Page text:
=== Section Start ===

Scan a Java/Maven Project for Upgrade Drift
Scan a Java/Maven project with Vibgrate CLI to get a DriftScore, generate a Markdown report, and add a build gate on drift severity.
Java/Maven projects accumulate upgrade drift in their pom.xml dependency trees, where transitive versions drift and breaking changes hide. Vibgrate CLI detects the Java ecosystem, scans the dependency graph, and assigns a DriftScore so teams can plan upgrades deliberately.
Prerequisites
- A Java/Maven project with a
pom.xml - Vibgrate CLI installed, or use the no-install form
Steps
1. Install the CLI
npm i -g @vibgrate/cli
Or try it without installing:
npx @vibgrate/cli scan
2. Scan the project
From the project root:
vg
Vibgrate detects Java/Maven from your pom.xml and reports drift findings by severity.
3. Read the DriftScore
The DriftScore (0-100) summarizes accumulated upgrade risk. Review high-severity findings first, especially packages flagged for breaking-change exposure.

=== Section End ===

Dataset entries:
=== Section Start ===

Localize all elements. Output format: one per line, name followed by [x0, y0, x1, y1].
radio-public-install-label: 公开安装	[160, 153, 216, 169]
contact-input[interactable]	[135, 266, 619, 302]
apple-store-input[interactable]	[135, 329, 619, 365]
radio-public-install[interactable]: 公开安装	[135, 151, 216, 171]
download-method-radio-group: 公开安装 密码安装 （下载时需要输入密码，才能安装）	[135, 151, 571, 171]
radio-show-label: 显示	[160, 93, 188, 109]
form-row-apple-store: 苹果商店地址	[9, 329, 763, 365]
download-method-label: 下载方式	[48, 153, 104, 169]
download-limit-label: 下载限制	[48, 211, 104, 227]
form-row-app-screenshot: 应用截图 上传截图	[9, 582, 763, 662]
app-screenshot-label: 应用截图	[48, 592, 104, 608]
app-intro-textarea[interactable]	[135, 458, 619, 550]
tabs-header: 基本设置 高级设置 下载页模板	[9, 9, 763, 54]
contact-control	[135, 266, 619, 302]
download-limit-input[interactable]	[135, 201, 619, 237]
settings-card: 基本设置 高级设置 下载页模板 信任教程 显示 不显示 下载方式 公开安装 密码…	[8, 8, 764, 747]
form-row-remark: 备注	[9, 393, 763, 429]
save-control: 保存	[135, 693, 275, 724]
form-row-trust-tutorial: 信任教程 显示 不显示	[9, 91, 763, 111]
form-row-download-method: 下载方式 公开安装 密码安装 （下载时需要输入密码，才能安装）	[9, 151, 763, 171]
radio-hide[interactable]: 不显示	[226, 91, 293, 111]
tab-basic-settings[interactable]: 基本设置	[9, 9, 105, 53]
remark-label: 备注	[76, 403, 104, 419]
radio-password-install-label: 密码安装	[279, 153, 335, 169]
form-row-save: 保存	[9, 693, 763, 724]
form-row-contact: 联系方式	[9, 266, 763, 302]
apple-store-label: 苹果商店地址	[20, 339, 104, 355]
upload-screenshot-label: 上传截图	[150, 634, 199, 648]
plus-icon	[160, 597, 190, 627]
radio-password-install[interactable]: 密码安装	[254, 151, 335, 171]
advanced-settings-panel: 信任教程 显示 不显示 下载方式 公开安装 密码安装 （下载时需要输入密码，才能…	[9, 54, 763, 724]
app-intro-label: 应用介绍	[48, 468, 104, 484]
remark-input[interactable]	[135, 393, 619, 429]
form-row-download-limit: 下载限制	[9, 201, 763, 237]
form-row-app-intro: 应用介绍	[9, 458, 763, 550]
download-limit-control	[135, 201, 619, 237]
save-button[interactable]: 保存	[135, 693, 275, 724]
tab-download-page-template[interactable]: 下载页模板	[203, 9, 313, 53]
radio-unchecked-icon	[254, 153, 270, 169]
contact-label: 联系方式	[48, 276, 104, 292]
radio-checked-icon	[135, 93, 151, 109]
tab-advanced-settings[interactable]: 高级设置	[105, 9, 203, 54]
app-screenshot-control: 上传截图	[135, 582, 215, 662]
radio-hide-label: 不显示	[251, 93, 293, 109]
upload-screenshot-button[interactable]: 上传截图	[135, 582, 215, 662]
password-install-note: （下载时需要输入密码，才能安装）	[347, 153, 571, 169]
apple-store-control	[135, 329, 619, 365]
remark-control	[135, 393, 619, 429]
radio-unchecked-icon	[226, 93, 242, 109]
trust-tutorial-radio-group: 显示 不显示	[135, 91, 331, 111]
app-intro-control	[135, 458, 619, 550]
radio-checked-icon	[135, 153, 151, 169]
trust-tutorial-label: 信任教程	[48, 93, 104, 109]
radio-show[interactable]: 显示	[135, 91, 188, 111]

=== Section End ===

Explore the material:
[1] From the Vibgrate scanning guide above, reproduce the stretch from "Prerequisites" through "for breaking-change exposure.".
[2] In the Vibgrate scanning guide, which file does the CLI use to detect that a project is Java/Maven?

Answer set:
[1]
Prerequisites
- A Java/Maven project with a
pom.xml - Vibgrate CLI installed, or use the no-install form
Steps
1. Install the CLI
npm i -g @vibgrate/cli
Or try it without installing:
npx @vibgrate/cli scan
2. Scan the project
From the project root:
vg
Vibgrate detects Java/Maven from your pom.xml and reports drift findings by severity.
3. Read the DriftScore
The DriftScore (0-100) summarizes accumulated upgrade risk. Review high-severity findings first, especially packages flagged for breaking-change exposure.

[2] The pom.xml file.